Dataset rows
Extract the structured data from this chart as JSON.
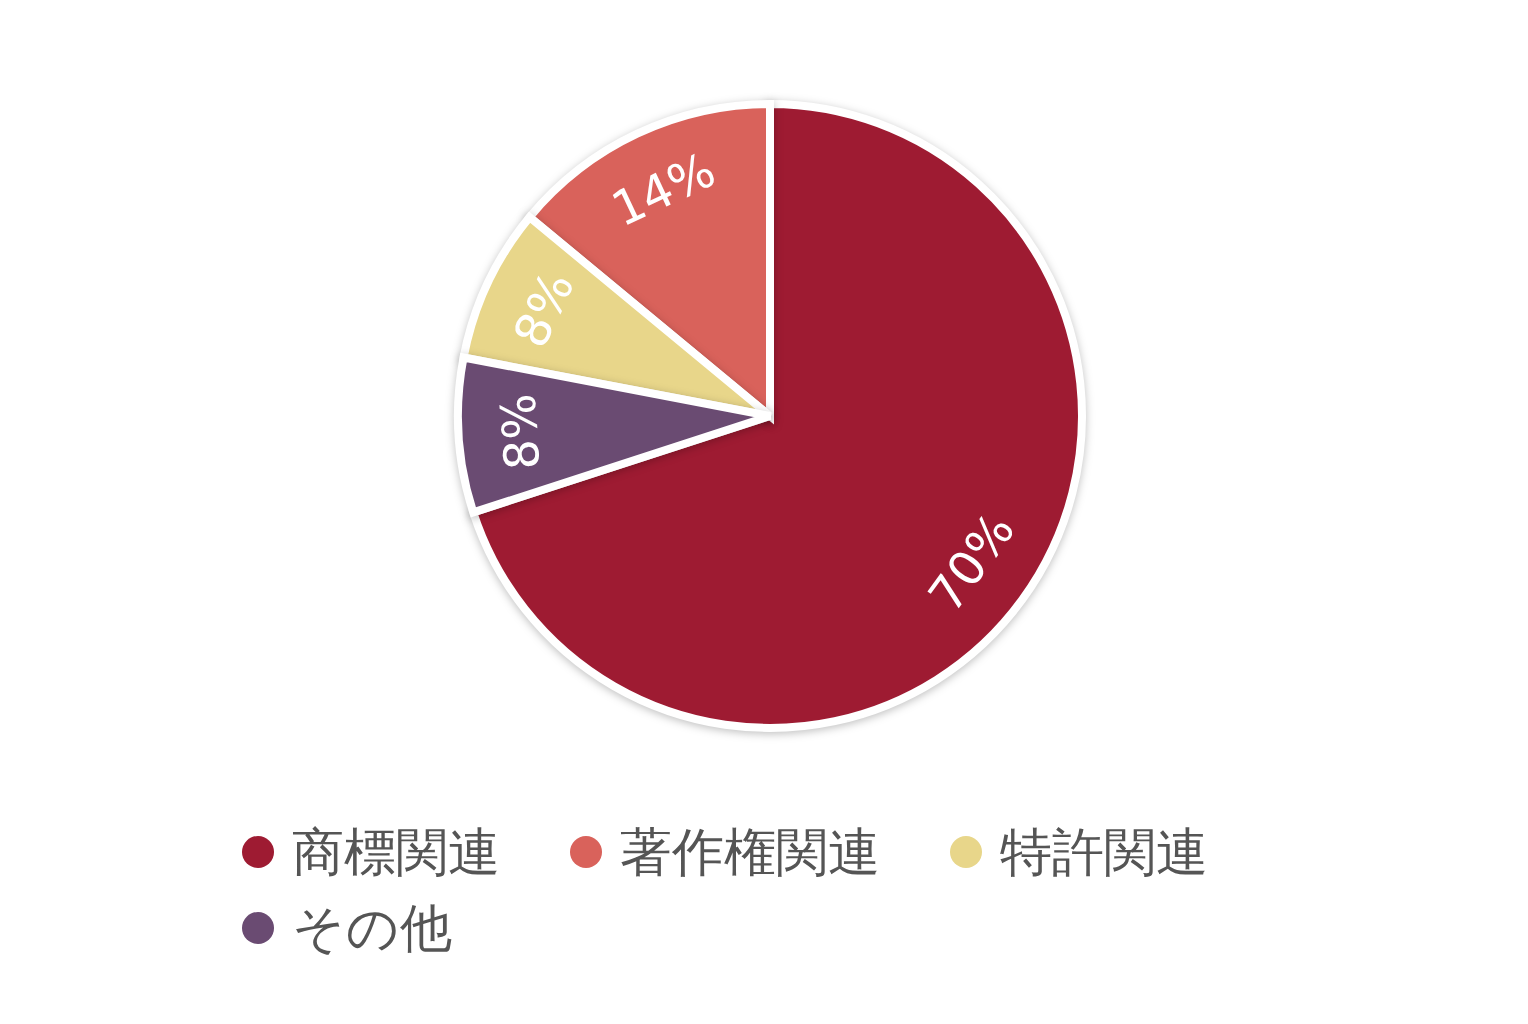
{
  "chart_data": {
    "type": "pie",
    "categories": [
      "商標関連",
      "著作権関連",
      "特許関連",
      "その他"
    ],
    "values": [
      70,
      14,
      8,
      8
    ],
    "colors": [
      "#9e1b32",
      "#d9625b",
      "#e8d68a",
      "#6a4b72"
    ],
    "value_labels": [
      "70%",
      "14%",
      "8%",
      "8%"
    ],
    "legend": "bottom"
  }
}
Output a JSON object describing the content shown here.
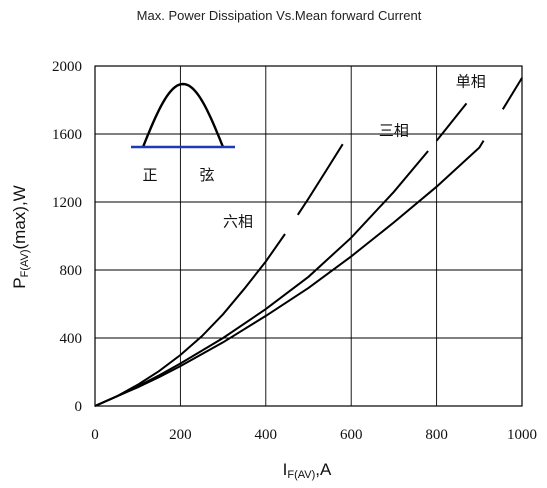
{
  "chart_data": {
    "type": "line",
    "title": "Max. Power Dissipation Vs.Mean forward Current",
    "xlabel_main": "I",
    "xlabel_sub": "F(AV)",
    "xlabel_tail": ",A",
    "ylabel_main": "P",
    "ylabel_sub": "F(AV)",
    "ylabel_tail": "(max),W",
    "xlim": [
      0,
      1000
    ],
    "ylim": [
      0,
      2000
    ],
    "xticks": [
      0,
      200,
      400,
      600,
      800,
      1000
    ],
    "yticks": [
      0,
      400,
      800,
      1200,
      1600,
      2000
    ],
    "xtick_labels": [
      "0",
      "200",
      "400",
      "600",
      "800",
      "1000"
    ],
    "ytick_labels": [
      "0",
      "400",
      "800",
      "1200",
      "1600",
      "2000"
    ],
    "grid": true,
    "series": [
      {
        "name": "单相",
        "label_at": [
          880,
          1880
        ],
        "gap": [
          910,
          955
        ],
        "points": [
          [
            0,
            0
          ],
          [
            50,
            55
          ],
          [
            100,
            110
          ],
          [
            150,
            170
          ],
          [
            200,
            235
          ],
          [
            300,
            375
          ],
          [
            400,
            530
          ],
          [
            500,
            695
          ],
          [
            600,
            880
          ],
          [
            700,
            1080
          ],
          [
            800,
            1290
          ],
          [
            900,
            1520
          ],
          [
            1000,
            1930
          ]
        ]
      },
      {
        "name": "三相",
        "label_at": [
          700,
          1590
        ],
        "gap": [
          780,
          800
        ],
        "points": [
          [
            0,
            0
          ],
          [
            50,
            55
          ],
          [
            100,
            115
          ],
          [
            150,
            180
          ],
          [
            200,
            250
          ],
          [
            300,
            400
          ],
          [
            400,
            570
          ],
          [
            500,
            760
          ],
          [
            600,
            990
          ],
          [
            700,
            1260
          ],
          [
            800,
            1560
          ],
          [
            870,
            1780
          ]
        ]
      },
      {
        "name": "六相",
        "label_at": [
          335,
          1055
        ],
        "gap": [
          445,
          475
        ],
        "points": [
          [
            0,
            0
          ],
          [
            50,
            55
          ],
          [
            100,
            125
          ],
          [
            150,
            205
          ],
          [
            200,
            300
          ],
          [
            250,
            410
          ],
          [
            300,
            540
          ],
          [
            350,
            690
          ],
          [
            400,
            850
          ],
          [
            450,
            1030
          ],
          [
            500,
            1220
          ],
          [
            550,
            1420
          ],
          [
            580,
            1540
          ]
        ]
      }
    ],
    "inset": {
      "label_left": "正",
      "label_right": "弦",
      "waveform": "sine half-wave",
      "baseline_color": "#1f3bb3"
    },
    "colors": {
      "line": "#000000",
      "grid": "#000000",
      "background": "#ffffff"
    }
  }
}
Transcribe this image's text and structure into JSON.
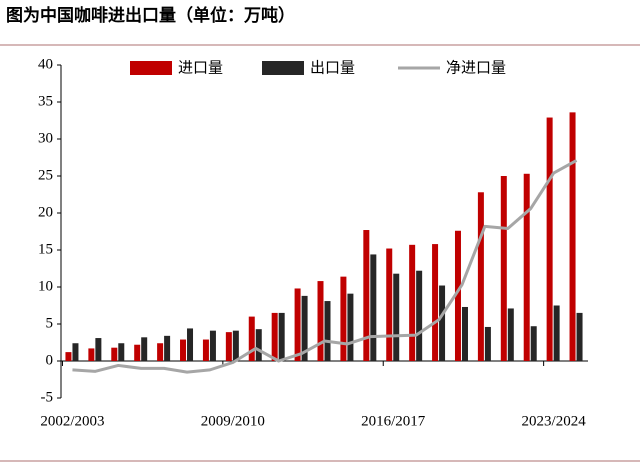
{
  "chart_data": {
    "type": "bar",
    "title": "图为中国咖啡进出口量（单位：万吨）",
    "categories": [
      "2002/2003",
      null,
      null,
      null,
      null,
      null,
      null,
      "2009/2010",
      null,
      null,
      null,
      null,
      null,
      null,
      "2016/2017",
      null,
      null,
      null,
      null,
      null,
      null,
      "2023/2024",
      null
    ],
    "series": [
      {
        "name": "进口量",
        "type": "bar",
        "color": "#c00000",
        "values": [
          1.2,
          1.7,
          1.8,
          2.2,
          2.4,
          2.9,
          2.9,
          3.9,
          6.0,
          6.5,
          9.8,
          10.8,
          11.4,
          17.7,
          15.2,
          15.7,
          15.8,
          17.6,
          22.8,
          25.0,
          25.3,
          32.9,
          33.6
        ]
      },
      {
        "name": "出口量",
        "type": "bar",
        "color": "#262626",
        "values": [
          2.4,
          3.1,
          2.4,
          3.2,
          3.4,
          4.4,
          4.1,
          4.1,
          4.3,
          6.5,
          8.8,
          8.1,
          9.1,
          14.4,
          11.8,
          12.2,
          10.2,
          7.3,
          4.6,
          7.1,
          4.7,
          7.5,
          6.5
        ]
      },
      {
        "name": "净进口量",
        "type": "line",
        "color": "#a6a6a6",
        "values": [
          -1.2,
          -1.4,
          -0.6,
          -1.0,
          -1.0,
          -1.5,
          -1.2,
          -0.2,
          1.7,
          0,
          1.0,
          2.7,
          2.3,
          3.3,
          3.4,
          3.5,
          5.6,
          10.3,
          18.2,
          17.9,
          20.6,
          25.4,
          27.1
        ]
      }
    ],
    "ylim": [
      -5,
      40
    ],
    "yticks": [
      -5,
      0,
      5,
      10,
      15,
      20,
      25,
      30,
      35,
      40
    ],
    "legend": "top"
  }
}
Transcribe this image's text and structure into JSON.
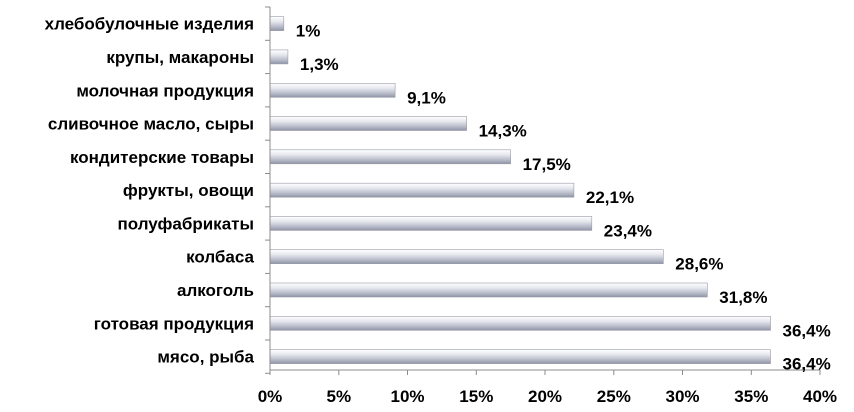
{
  "chart_data": {
    "type": "bar",
    "orientation": "horizontal",
    "title": "",
    "xlabel": "",
    "ylabel": "",
    "categories": [
      "хлебобулочные изделия",
      "крупы, макароны",
      "молочная продукция",
      "сливочное масло, сыры",
      "кондитерские товары",
      "фрукты, овощи",
      "полуфабрикаты",
      "колбаса",
      "алкоголь",
      "готовая продукция",
      "мясо, рыба"
    ],
    "values": [
      1,
      1.3,
      9.1,
      14.3,
      17.5,
      22.1,
      23.4,
      28.6,
      31.8,
      36.4,
      36.4
    ],
    "value_labels": [
      "1%",
      "1,3%",
      "9,1%",
      "14,3%",
      "17,5%",
      "22,1%",
      "23,4%",
      "28,6%",
      "31,8%",
      "36,4%",
      "36,4%"
    ],
    "xlim": [
      0,
      40
    ],
    "x_ticks": [
      0,
      5,
      10,
      15,
      20,
      25,
      30,
      35,
      40
    ],
    "x_tick_labels": [
      "0%",
      "5%",
      "10%",
      "15%",
      "20%",
      "25%",
      "30%",
      "35%",
      "40%"
    ],
    "grid": false,
    "legend": "none",
    "bar_color": "#b8bcc8"
  }
}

▸ Exercise brief: From the listing above, print every entry precisely and drop the pictures.

▸ Full output:
Extract the structured data from this chart as JSON.
{
  "chart_data": {
    "type": "pie",
    "categories": [
      "商標関連",
      "著作権関連",
      "特許関連",
      "その他"
    ],
    "values": [
      70,
      14,
      8,
      8
    ],
    "colors": [
      "#9e1b32",
      "#d9625b",
      "#e8d68a",
      "#6a4b72"
    ],
    "value_labels": [
      "70%",
      "14%",
      "8%",
      "8%"
    ],
    "legend": "bottom"
  }
}
Output a JSON object describing the content shown here.
{
  "chart_data": {
    "type": "line",
    "title": "Max. Power Dissipation Vs.Mean forward Current",
    "xlabel_main": "I",
    "xlabel_sub": "F(AV)",
    "xlabel_tail": ",A",
    "ylabel_main": "P",
    "ylabel_sub": "F(AV)",
    "ylabel_tail": "(max),W",
    "xlim": [
      0,
      1000
    ],
    "ylim": [
      0,
      2000
    ],
    "xticks": [
      0,
      200,
      400,
      600,
      800,
      1000
    ],
    "yticks": [
      0,
      400,
      800,
      1200,
      1600,
      2000
    ],
    "xtick_labels": [
      "0",
      "200",
      "400",
      "600",
      "800",
      "1000"
    ],
    "ytick_labels": [
      "0",
      "400",
      "800",
      "1200",
      "1600",
      "2000"
    ],
    "grid": true,
    "series": [
      {
        "name": "单相",
        "label_at": [
          880,
          1880
        ],
        "gap": [
          910,
          955
        ],
        "points": [
          [
            0,
            0
          ],
          [
            50,
            55
          ],
          [
            100,
            110
          ],
          [
            150,
            170
          ],
          [
            200,
            235
          ],
          [
            300,
            375
          ],
          [
            400,
            530
          ],
          [
            500,
            695
          ],
          [
            600,
            880
          ],
          [
            700,
            1080
          ],
          [
            800,
            1290
          ],
          [
            900,
            1520
          ],
          [
            1000,
            1930
          ]
        ]
      },
      {
        "name": "三相",
        "label_at": [
          700,
          1590
        ],
        "gap": [
          780,
          800
        ],
        "points": [
          [
            0,
            0
          ],
          [
            50,
            55
          ],
          [
            100,
            115
          ],
          [
            150,
            180
          ],
          [
            200,
            250
          ],
          [
            300,
            400
          ],
          [
            400,
            570
          ],
          [
            500,
            760
          ],
          [
            600,
            990
          ],
          [
            700,
            1260
          ],
          [
            800,
            1560
          ],
          [
            870,
            1780
          ]
        ]
      },
      {
        "name": "六相",
        "label_at": [
          335,
          1055
        ],
        "gap": [
          445,
          475
        ],
        "points": [
          [
            0,
            0
          ],
          [
            50,
            55
          ],
          [
            100,
            125
          ],
          [
            150,
            205
          ],
          [
            200,
            300
          ],
          [
            250,
            410
          ],
          [
            300,
            540
          ],
          [
            350,
            690
          ],
          [
            400,
            850
          ],
          [
            450,
            1030
          ],
          [
            500,
            1220
          ],
          [
            550,
            1420
          ],
          [
            580,
            1540
          ]
        ]
      }
    ],
    "inset": {
      "label_left": "正",
      "label_right": "弦",
      "waveform": "sine half-wave",
      "baseline_color": "#1f3bb3"
    },
    "colors": {
      "line": "#000000",
      "grid": "#000000",
      "background": "#ffffff"
    }
  }
}
Transcribe this image's text and structure into JSON.
{
  "chart_data": {
    "type": "bar",
    "title": "图为中国咖啡进出口量（单位：万吨）",
    "categories": [
      "2002/2003",
      null,
      null,
      null,
      null,
      null,
      null,
      "2009/2010",
      null,
      null,
      null,
      null,
      null,
      null,
      "2016/2017",
      null,
      null,
      null,
      null,
      null,
      null,
      "2023/2024",
      null
    ],
    "series": [
      {
        "name": "进口量",
        "type": "bar",
        "color": "#c00000",
        "values": [
          1.2,
          1.7,
          1.8,
          2.2,
          2.4,
          2.9,
          2.9,
          3.9,
          6.0,
          6.5,
          9.8,
          10.8,
          11.4,
          17.7,
          15.2,
          15.7,
          15.8,
          17.6,
          22.8,
          25.0,
          25.3,
          32.9,
          33.6
        ]
      },
      {
        "name": "出口量",
        "type": "bar",
        "color": "#262626",
        "values": [
          2.4,
          3.1,
          2.4,
          3.2,
          3.4,
          4.4,
          4.1,
          4.1,
          4.3,
          6.5,
          8.8,
          8.1,
          9.1,
          14.4,
          11.8,
          12.2,
          10.2,
          7.3,
          4.6,
          7.1,
          4.7,
          7.5,
          6.5
        ]
      },
      {
        "name": "净进口量",
        "type": "line",
        "color": "#a6a6a6",
        "values": [
          -1.2,
          -1.4,
          -0.6,
          -1.0,
          -1.0,
          -1.5,
          -1.2,
          -0.2,
          1.7,
          0,
          1.0,
          2.7,
          2.3,
          3.3,
          3.4,
          3.5,
          5.6,
          10.3,
          18.2,
          17.9,
          20.6,
          25.4,
          27.1
        ]
      }
    ],
    "ylim": [
      -5,
      40
    ],
    "yticks": [
      -5,
      0,
      5,
      10,
      15,
      20,
      25,
      30,
      35,
      40
    ],
    "legend": "top"
  }
}
Transcribe this image's text and structure into JSON.
{
  "chart_data": {
    "type": "bar",
    "orientation": "horizontal",
    "title": "",
    "xlabel": "",
    "ylabel": "",
    "categories": [
      "хлебобулочные изделия",
      "крупы, макароны",
      "молочная продукция",
      "сливочное масло, сыры",
      "кондитерские товары",
      "фрукты, овощи",
      "полуфабрикаты",
      "колбаса",
      "алкоголь",
      "готовая продукция",
      "мясо, рыба"
    ],
    "values": [
      1,
      1.3,
      9.1,
      14.3,
      17.5,
      22.1,
      23.4,
      28.6,
      31.8,
      36.4,
      36.4
    ],
    "value_labels": [
      "1%",
      "1,3%",
      "9,1%",
      "14,3%",
      "17,5%",
      "22,1%",
      "23,4%",
      "28,6%",
      "31,8%",
      "36,4%",
      "36,4%"
    ],
    "xlim": [
      0,
      40
    ],
    "x_ticks": [
      0,
      5,
      10,
      15,
      20,
      25,
      30,
      35,
      40
    ],
    "x_tick_labels": [
      "0%",
      "5%",
      "10%",
      "15%",
      "20%",
      "25%",
      "30%",
      "35%",
      "40%"
    ],
    "grid": false,
    "legend": "none",
    "bar_color": "#b8bcc8"
  }
}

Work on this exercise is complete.